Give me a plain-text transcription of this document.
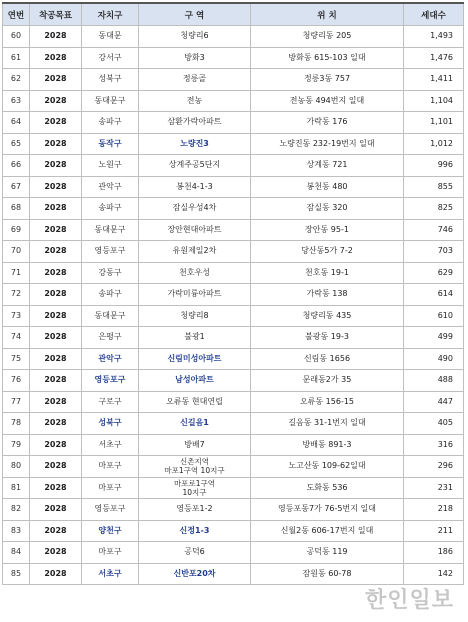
연번	착공목표	자치구	구 역	위 치	세대수
60	2028	동대문	청량리6	청량리동 205	1,493
61	2028	강서구	방화3	방화동 615-103 일대	1,476
62	2028	성북구	정릉골	정릉3동 757	1,411
63	2028	동대문구	전농	전농동 494번지 일대	1,104
64	2028	송파구	삼환가락아파트	가락동 176	1,101
65	2028	동작구	노량진3	노량진동 232-19번지 일대	1,012
66	2028	노원구	상계주공5단지	상계동 721	996
67	2028	관악구	봉천4-1-3	봉천동 480	855
68	2028	송파구	잠실우성4차	잠실동 320	825
69	2028	동대문구	장안현대아파트	장안동 95-1	746
70	2028	영등포구	유원제일2차	당산동5가 7-2	703
71	2028	강동구	천호우성	천호동 19-1	629
72	2028	송파구	가락미륭아파트	가락동 138	614
73	2028	동대문구	청량리8	청량리동 435	610
74	2028	은평구	불광1	불광동 19-3	499
75	2028	관악구	신림미성아파트	신림동 1656	490
76	2028	영등포구	남성아파트	문래동2가 35	488
77	2028	구로구	오류동 현대연립	오류동 156-15	447
78	2028	성북구	신길음1	길음동 31-1번지 일대	405
79	2028	서초구	방배7	방배동 891-3	316
80	2028	마포구	신촌지역
마포1구역 10지구	노고산동 109-62일대	296
81	2028	마포구	마포로1구역
10지구	도화동 536	231
82	2028	영등포구	영등포1-2	영등포동7가 76-5번지 일대	218
83	2028	양천구	신정1-3	신월2동 606-17번지 일대	211
84	2028	마포구	공덕6	공덕동 119	186
85	2028	서초구	신반포20차	잠원동 60-78	142
한인일보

Work required
Reproduce all entries exactly. Pictures do not belong in the copy.

Problem solution
Give me a plain-text transcription of this document.
연번	착공목표	자치구	구 역	위 치	세대수
60	2028	동대문	청량리6	청량리동 205	1,493
61	2028	강서구	방화3	방화동 615-103 일대	1,476
62	2028	성북구	정릉골	정릉3동 757	1,411
63	2028	동대문구	전농	전농동 494번지 일대	1,104
64	2028	송파구	삼환가락아파트	가락동 176	1,101
65	2028	동작구	노량진3	노량진동 232-19번지 일대	1,012
66	2028	노원구	상계주공5단지	상계동 721	996
67	2028	관악구	봉천4-1-3	봉천동 480	855
68	2028	송파구	잠실우성4차	잠실동 320	825
69	2028	동대문구	장안현대아파트	장안동 95-1	746
70	2028	영등포구	유원제일2차	당산동5가 7-2	703
71	2028	강동구	천호우성	천호동 19-1	629
72	2028	송파구	가락미륭아파트	가락동 138	614
73	2028	동대문구	청량리8	청량리동 435	610
74	2028	은평구	불광1	불광동 19-3	499
75	2028	관악구	신림미성아파트	신림동 1656	490
76	2028	영등포구	남성아파트	문래동2가 35	488
77	2028	구로구	오류동 현대연립	오류동 156-15	447
78	2028	성북구	신길음1	길음동 31-1번지 일대	405
79	2028	서초구	방배7	방배동 891-3	316
80	2028	마포구	신촌지역
마포1구역 10지구	노고산동 109-62일대	296
81	2028	마포구	마포로1구역
10지구	도화동 536	231
82	2028	영등포구	영등포1-2	영등포동7가 76-5번지 일대	218
83	2028	양천구	신정1-3	신월2동 606-17번지 일대	211
84	2028	마포구	공덕6	공덕동 119	186
85	2028	서초구	신반포20차	잠원동 60-78	142
한인일보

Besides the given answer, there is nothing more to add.